● **Raw data**

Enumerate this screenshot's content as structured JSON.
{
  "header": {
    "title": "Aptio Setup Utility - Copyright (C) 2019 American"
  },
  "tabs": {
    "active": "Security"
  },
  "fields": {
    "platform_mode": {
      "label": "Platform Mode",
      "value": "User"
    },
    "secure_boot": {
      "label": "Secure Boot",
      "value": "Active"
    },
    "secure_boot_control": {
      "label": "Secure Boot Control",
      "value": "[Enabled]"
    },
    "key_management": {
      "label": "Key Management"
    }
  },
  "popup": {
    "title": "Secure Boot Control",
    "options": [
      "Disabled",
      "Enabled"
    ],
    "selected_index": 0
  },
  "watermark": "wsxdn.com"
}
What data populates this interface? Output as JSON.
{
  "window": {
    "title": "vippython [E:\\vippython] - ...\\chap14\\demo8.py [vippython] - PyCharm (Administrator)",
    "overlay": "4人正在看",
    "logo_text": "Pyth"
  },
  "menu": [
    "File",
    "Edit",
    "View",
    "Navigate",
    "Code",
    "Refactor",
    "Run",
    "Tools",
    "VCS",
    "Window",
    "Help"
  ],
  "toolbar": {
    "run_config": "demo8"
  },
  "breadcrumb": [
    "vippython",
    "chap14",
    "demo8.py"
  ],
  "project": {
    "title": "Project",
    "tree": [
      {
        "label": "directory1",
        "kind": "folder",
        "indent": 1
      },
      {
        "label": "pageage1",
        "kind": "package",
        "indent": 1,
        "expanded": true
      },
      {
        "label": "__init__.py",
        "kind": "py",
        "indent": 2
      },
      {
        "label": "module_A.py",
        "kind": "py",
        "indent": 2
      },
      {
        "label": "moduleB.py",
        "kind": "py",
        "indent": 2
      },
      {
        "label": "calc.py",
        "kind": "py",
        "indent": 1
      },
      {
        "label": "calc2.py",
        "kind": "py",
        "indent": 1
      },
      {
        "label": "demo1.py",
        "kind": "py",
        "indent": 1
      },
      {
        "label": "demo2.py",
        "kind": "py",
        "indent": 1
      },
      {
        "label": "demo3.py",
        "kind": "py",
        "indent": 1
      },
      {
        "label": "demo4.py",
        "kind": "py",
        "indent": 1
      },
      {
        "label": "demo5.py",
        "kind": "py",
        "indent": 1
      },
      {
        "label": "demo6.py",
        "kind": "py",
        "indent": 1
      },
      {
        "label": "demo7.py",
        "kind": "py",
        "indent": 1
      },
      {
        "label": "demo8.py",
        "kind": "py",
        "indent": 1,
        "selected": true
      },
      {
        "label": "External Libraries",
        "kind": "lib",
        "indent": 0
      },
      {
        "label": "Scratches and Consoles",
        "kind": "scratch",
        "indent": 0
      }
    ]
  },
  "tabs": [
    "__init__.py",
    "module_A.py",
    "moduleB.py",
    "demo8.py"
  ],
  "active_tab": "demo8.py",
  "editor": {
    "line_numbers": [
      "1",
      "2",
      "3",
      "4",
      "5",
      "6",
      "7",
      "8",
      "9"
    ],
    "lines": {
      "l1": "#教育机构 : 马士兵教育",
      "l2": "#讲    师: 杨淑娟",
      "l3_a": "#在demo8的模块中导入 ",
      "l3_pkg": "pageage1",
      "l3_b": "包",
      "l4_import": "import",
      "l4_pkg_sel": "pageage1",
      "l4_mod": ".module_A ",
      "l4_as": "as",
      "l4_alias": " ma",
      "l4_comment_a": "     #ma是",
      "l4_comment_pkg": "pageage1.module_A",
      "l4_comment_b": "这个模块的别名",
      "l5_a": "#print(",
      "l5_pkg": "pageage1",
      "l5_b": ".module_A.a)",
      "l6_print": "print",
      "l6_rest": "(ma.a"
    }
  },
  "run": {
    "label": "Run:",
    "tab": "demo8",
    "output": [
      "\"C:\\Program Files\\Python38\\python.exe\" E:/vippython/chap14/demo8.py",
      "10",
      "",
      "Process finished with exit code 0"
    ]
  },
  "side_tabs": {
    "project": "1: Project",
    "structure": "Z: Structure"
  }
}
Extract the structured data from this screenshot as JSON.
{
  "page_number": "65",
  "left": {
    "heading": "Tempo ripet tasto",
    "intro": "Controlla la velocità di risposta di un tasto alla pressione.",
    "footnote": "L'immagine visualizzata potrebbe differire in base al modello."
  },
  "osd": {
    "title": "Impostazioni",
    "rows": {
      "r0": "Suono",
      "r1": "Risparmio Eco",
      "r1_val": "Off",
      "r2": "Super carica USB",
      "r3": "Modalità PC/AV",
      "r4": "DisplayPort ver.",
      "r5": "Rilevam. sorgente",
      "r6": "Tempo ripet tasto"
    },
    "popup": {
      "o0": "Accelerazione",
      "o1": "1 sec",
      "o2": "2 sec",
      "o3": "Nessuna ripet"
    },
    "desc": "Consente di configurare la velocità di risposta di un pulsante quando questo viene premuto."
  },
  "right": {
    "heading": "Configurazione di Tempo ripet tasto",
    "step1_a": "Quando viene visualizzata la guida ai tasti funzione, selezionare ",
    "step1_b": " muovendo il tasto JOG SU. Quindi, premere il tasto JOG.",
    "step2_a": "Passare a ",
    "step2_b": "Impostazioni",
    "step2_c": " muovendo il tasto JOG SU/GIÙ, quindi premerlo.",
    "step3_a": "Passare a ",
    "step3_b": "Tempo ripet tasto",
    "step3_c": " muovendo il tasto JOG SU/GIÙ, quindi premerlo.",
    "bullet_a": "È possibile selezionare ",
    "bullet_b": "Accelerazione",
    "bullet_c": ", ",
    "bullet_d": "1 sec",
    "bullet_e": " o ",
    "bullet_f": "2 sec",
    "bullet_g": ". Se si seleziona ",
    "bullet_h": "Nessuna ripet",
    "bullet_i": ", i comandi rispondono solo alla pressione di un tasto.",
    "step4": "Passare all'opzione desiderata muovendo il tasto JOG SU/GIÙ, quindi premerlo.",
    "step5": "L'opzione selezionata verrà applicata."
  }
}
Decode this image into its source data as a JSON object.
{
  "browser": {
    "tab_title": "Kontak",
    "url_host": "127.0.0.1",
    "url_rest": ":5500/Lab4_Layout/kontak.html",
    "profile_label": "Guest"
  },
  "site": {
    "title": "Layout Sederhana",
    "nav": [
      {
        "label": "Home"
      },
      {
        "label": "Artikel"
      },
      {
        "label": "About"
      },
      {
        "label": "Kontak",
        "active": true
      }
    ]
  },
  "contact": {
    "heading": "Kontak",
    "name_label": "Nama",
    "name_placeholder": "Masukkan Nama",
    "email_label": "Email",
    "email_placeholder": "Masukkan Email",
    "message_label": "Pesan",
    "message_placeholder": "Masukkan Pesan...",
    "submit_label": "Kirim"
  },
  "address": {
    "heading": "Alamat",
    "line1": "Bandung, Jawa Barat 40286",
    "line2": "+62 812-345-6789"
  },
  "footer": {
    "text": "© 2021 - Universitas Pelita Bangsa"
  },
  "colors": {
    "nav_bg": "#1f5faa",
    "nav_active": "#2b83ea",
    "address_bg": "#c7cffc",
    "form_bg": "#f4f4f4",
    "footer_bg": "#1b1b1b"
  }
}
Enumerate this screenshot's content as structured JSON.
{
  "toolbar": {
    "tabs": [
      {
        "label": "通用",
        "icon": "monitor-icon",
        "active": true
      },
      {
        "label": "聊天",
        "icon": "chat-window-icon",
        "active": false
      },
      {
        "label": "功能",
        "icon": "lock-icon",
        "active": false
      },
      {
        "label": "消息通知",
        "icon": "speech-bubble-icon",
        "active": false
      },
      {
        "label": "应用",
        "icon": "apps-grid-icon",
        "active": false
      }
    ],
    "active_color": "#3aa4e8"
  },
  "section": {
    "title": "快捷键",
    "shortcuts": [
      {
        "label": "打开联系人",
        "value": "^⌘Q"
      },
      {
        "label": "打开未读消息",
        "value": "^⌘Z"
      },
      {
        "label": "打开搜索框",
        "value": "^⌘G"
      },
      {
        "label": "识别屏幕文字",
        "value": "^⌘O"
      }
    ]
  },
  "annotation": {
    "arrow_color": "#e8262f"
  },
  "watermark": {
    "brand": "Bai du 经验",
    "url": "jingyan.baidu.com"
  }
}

● **Instructions to follow**
Show each line in the entries that holds the string "icon".

● **Finished answer**
        "icon": "monitor-icon",
        "icon": "chat-window-icon",
        "icon": "lock-icon",
        "icon": "speech-bubble-icon",
        "icon": "apps-grid-icon",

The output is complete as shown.